## [INSTRUCTION]
Report how many lines contain "ffffff". The answer is a single number.

-- start RECORDS SUPPLIED --

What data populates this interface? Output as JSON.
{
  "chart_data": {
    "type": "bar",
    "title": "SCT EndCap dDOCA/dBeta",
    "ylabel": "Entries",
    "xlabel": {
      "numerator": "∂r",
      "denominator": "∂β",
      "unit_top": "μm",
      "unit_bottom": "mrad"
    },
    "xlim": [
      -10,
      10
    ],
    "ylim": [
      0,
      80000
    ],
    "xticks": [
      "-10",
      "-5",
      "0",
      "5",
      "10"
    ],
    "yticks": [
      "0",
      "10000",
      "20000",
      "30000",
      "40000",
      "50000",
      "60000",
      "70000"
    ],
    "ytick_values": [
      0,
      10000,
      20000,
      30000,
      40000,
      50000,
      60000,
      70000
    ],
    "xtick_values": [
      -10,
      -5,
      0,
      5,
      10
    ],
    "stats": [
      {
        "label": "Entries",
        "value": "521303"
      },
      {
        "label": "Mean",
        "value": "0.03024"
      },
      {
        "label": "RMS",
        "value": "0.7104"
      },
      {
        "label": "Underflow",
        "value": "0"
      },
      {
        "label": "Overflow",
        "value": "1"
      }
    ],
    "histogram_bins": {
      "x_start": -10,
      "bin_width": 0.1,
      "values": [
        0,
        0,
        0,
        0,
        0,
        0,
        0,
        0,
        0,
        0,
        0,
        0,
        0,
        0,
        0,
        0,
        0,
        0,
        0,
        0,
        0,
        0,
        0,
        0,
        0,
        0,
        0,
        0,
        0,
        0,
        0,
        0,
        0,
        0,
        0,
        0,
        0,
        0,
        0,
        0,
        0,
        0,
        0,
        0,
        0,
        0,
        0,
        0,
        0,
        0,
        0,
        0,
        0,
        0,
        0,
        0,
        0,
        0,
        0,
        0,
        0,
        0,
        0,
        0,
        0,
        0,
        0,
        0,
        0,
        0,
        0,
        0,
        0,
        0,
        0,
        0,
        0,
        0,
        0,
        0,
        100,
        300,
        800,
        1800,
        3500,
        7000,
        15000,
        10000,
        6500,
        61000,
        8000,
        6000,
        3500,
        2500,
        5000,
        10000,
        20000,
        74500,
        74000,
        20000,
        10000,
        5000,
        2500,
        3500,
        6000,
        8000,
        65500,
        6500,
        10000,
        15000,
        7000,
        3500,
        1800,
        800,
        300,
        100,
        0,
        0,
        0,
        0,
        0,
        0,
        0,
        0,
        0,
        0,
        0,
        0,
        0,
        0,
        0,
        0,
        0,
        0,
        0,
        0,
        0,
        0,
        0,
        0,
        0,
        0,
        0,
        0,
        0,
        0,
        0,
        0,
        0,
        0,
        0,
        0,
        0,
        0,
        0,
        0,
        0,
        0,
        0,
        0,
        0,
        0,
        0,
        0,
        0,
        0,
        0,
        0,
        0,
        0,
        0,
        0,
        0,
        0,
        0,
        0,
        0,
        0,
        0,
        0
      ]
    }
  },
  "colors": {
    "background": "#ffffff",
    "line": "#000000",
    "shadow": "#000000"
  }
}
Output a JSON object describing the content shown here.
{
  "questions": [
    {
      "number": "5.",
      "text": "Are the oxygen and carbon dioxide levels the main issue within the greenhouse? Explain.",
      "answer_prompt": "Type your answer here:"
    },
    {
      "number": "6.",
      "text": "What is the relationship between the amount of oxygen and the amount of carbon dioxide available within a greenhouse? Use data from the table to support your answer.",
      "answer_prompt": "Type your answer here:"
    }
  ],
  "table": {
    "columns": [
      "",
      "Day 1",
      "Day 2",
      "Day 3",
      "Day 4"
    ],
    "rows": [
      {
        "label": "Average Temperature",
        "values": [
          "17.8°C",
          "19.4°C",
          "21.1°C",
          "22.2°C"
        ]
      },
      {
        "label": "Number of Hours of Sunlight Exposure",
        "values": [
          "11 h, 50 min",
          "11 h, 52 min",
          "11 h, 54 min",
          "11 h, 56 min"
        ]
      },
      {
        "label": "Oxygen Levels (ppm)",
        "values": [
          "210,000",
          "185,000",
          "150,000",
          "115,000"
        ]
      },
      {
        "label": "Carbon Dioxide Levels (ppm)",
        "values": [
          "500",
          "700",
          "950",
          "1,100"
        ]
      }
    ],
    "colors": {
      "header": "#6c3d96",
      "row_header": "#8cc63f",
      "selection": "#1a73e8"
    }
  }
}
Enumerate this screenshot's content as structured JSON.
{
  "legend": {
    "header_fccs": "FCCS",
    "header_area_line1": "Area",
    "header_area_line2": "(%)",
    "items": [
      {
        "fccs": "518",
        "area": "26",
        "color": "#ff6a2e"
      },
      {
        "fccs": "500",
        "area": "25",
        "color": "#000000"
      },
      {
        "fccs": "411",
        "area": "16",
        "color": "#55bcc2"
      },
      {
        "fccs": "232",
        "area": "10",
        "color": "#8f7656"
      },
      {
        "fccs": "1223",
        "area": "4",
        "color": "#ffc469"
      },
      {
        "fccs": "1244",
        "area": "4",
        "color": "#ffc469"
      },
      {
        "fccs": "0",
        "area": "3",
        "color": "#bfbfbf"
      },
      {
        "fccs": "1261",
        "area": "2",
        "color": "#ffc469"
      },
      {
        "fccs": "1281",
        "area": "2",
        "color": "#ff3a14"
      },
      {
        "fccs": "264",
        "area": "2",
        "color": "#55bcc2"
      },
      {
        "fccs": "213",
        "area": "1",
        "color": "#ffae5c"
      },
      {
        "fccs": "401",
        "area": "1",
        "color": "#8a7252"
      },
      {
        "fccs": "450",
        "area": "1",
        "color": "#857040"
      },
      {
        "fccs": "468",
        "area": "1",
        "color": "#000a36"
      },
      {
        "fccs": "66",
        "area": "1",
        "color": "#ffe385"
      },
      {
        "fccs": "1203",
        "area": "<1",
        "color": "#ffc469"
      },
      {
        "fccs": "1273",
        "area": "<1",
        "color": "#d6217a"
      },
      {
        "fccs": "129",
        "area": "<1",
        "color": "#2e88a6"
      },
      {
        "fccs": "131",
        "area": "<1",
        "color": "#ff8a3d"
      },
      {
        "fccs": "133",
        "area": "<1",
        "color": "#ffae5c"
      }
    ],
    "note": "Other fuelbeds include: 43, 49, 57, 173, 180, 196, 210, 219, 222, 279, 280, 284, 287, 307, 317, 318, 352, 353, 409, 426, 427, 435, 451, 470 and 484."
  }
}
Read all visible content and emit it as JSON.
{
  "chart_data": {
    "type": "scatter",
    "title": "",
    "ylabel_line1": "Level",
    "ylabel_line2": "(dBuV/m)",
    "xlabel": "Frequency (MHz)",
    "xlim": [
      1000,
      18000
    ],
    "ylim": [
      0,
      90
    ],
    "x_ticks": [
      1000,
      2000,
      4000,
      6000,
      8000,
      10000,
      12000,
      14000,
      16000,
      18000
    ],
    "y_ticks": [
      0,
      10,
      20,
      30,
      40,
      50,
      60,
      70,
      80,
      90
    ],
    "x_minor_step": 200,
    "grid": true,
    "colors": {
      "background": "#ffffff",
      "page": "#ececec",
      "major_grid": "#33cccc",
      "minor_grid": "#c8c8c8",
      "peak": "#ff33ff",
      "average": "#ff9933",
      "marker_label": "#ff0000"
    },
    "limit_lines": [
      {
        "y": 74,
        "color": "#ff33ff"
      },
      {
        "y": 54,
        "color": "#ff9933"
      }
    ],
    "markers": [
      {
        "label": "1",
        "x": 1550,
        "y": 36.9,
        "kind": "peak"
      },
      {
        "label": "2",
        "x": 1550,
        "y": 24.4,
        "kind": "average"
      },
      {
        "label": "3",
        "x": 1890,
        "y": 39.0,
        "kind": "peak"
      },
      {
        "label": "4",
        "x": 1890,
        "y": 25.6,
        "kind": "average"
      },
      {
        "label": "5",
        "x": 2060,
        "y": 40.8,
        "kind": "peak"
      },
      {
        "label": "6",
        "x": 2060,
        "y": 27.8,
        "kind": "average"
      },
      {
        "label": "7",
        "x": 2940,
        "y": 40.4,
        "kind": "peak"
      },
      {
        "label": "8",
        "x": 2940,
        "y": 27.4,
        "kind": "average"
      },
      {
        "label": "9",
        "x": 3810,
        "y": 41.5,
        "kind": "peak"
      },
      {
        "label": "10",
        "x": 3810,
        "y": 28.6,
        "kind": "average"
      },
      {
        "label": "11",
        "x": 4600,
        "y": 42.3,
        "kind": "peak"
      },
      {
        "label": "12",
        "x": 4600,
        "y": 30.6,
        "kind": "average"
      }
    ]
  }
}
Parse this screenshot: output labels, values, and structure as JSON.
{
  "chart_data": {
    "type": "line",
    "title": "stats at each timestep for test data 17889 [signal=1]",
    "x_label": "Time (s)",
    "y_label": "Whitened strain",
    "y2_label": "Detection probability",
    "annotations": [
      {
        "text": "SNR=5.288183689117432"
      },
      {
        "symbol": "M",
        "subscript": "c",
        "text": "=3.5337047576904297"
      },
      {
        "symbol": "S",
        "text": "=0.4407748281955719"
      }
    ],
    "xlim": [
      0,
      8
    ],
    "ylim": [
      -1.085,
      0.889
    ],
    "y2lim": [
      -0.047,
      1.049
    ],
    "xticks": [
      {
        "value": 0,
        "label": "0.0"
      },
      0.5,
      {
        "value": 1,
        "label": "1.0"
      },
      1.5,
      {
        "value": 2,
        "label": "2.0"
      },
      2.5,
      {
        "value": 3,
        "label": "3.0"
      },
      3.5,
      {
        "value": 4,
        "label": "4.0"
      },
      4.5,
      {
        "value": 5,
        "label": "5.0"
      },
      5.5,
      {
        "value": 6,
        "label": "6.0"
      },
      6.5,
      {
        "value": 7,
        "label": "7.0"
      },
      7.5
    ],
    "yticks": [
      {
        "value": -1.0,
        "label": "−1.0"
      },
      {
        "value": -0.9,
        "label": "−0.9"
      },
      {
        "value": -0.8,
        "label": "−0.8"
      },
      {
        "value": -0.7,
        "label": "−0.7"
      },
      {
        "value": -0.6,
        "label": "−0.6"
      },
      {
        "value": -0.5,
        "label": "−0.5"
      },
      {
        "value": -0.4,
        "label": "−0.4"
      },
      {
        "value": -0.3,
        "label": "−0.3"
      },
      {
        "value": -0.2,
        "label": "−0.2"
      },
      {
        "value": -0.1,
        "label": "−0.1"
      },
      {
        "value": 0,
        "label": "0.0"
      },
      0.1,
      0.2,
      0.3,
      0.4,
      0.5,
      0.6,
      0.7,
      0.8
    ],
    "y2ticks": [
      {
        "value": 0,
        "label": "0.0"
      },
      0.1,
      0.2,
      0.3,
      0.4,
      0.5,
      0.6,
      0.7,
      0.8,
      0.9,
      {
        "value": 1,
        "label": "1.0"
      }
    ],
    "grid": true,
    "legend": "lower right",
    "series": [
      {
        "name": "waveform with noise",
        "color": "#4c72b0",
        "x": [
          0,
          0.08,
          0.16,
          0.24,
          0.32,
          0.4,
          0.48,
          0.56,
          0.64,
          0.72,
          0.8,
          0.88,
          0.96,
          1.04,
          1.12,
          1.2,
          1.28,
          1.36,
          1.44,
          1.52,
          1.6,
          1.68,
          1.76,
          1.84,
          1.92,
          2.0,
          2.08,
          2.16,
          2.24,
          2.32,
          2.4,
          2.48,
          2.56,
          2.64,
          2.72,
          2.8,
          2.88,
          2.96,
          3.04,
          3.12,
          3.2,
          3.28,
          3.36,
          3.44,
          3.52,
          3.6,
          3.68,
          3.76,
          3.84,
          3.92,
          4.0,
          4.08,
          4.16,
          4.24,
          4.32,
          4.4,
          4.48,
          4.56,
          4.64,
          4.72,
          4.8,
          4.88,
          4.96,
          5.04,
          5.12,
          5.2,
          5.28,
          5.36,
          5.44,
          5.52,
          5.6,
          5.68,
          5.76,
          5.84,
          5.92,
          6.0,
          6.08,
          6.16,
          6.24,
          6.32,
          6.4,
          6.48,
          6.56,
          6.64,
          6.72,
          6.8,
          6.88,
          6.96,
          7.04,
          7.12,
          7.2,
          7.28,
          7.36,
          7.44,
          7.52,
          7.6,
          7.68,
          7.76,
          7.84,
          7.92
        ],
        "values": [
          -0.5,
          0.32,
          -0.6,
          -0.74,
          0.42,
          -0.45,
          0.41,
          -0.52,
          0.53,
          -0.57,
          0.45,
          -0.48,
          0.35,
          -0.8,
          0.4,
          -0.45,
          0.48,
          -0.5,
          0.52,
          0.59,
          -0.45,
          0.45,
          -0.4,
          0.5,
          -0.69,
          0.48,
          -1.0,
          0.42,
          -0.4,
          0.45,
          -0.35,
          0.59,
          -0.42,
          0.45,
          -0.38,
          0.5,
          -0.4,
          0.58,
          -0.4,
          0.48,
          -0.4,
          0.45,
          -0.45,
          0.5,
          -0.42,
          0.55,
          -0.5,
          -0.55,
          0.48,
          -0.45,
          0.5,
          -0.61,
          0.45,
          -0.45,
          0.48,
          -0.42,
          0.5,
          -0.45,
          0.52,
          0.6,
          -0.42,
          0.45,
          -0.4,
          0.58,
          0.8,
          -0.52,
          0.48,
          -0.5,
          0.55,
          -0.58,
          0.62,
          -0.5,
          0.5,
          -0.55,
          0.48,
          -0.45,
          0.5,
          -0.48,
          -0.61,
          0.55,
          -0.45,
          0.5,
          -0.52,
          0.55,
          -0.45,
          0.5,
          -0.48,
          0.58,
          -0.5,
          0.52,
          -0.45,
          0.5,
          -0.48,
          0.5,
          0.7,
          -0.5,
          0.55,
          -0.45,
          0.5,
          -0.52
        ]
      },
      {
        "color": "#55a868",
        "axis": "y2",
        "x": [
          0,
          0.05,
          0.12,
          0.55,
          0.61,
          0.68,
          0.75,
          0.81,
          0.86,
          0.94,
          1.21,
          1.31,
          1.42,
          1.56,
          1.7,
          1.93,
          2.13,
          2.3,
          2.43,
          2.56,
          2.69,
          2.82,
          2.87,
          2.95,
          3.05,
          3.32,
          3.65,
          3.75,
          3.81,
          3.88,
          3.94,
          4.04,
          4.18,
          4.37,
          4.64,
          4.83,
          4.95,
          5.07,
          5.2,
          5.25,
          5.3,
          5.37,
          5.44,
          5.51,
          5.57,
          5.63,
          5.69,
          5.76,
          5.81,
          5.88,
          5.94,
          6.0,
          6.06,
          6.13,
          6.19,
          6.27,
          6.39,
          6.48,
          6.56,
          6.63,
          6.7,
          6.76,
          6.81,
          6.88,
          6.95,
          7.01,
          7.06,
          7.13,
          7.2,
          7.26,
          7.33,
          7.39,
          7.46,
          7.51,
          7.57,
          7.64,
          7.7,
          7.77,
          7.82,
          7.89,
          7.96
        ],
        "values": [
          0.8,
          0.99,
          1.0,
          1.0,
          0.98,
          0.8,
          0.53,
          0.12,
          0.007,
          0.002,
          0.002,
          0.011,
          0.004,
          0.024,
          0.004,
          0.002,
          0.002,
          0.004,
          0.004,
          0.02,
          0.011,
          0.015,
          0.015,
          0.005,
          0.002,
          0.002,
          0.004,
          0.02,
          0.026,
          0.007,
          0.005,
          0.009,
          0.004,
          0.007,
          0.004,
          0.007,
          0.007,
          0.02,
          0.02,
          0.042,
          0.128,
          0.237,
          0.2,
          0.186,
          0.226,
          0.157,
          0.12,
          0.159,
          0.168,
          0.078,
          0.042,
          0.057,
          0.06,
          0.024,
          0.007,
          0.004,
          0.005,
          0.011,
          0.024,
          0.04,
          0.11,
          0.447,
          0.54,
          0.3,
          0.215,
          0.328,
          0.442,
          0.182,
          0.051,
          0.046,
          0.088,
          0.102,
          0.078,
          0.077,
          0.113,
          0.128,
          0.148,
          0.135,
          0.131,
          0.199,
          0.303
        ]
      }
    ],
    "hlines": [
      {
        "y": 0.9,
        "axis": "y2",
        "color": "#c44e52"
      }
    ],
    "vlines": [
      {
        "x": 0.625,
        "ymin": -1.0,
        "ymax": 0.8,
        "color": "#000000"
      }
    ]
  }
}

-- end RECORDS SUPPLIED --

## [EXERCISE ANSWER]
2